Collected data entries
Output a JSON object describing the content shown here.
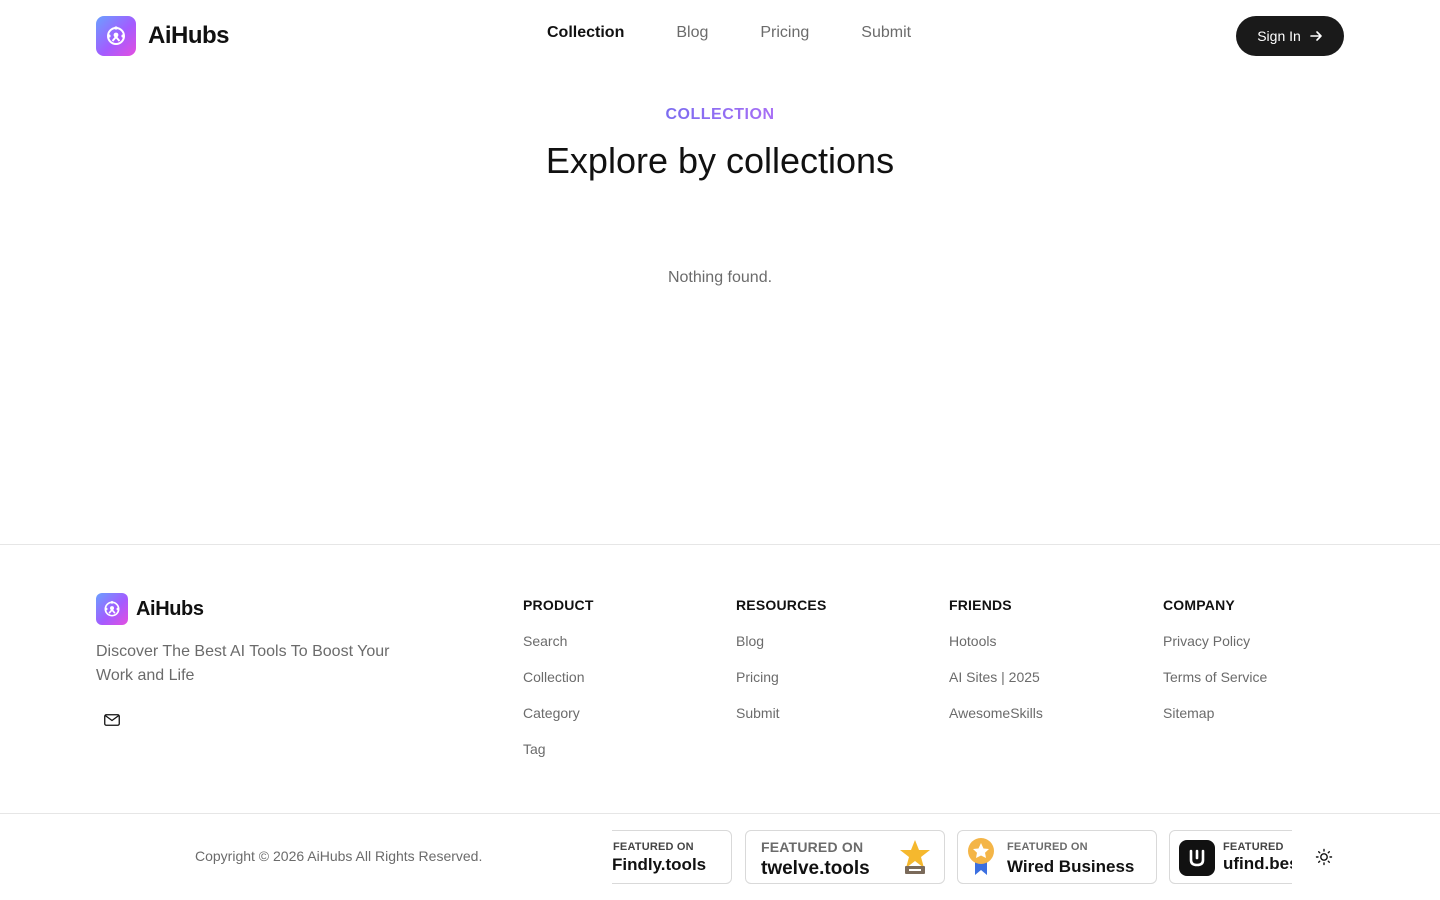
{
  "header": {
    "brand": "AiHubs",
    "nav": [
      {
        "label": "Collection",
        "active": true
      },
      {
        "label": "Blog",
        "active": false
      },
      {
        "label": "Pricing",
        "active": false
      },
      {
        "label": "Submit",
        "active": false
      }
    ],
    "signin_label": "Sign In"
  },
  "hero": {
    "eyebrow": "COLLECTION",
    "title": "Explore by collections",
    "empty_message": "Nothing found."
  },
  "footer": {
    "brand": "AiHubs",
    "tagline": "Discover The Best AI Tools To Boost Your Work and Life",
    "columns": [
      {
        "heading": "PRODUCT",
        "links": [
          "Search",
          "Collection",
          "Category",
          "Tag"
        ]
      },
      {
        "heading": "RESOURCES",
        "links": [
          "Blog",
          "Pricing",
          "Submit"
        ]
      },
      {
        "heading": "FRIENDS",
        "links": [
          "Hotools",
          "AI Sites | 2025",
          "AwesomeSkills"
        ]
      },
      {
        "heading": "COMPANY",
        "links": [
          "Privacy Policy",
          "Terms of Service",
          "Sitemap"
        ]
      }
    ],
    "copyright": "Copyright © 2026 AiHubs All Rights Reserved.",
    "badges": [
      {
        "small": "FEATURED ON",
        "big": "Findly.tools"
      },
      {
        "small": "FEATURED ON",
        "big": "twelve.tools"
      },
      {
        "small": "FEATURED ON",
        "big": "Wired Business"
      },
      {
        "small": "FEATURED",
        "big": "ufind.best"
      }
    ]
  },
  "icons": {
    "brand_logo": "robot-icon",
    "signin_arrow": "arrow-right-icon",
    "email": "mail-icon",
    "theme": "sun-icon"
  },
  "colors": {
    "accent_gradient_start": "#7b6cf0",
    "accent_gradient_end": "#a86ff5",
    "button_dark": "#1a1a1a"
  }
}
---
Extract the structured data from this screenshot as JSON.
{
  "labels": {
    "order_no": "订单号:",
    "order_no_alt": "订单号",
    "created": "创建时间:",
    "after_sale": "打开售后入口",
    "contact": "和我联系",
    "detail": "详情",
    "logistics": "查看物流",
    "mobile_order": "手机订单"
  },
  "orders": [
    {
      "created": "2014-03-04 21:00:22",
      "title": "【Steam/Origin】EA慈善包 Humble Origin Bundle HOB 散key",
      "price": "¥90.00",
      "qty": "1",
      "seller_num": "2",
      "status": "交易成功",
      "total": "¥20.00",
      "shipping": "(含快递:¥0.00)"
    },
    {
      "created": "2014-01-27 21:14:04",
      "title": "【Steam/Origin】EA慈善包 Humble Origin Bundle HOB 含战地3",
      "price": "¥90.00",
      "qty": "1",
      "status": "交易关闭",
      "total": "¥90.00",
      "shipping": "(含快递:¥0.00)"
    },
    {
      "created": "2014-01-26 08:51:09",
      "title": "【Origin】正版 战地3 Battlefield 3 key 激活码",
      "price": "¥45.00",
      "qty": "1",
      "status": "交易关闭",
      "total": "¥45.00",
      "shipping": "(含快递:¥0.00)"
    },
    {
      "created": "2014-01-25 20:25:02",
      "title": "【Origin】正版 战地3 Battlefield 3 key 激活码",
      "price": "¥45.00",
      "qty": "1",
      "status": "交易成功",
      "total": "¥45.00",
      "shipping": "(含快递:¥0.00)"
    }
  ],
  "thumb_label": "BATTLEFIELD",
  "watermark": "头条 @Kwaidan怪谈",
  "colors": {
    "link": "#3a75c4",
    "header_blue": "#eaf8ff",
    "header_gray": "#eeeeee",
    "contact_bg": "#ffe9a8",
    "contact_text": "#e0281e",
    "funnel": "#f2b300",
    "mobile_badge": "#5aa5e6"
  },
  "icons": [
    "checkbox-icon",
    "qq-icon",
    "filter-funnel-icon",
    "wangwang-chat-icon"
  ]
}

STATED GOAL
Select all lines in the listing above where the word "total" appears, and show them.

TASK SOLUTION
      "total": "¥20.00",
      "total": "¥90.00",
      "total": "¥45.00",
      "total": "¥45.00",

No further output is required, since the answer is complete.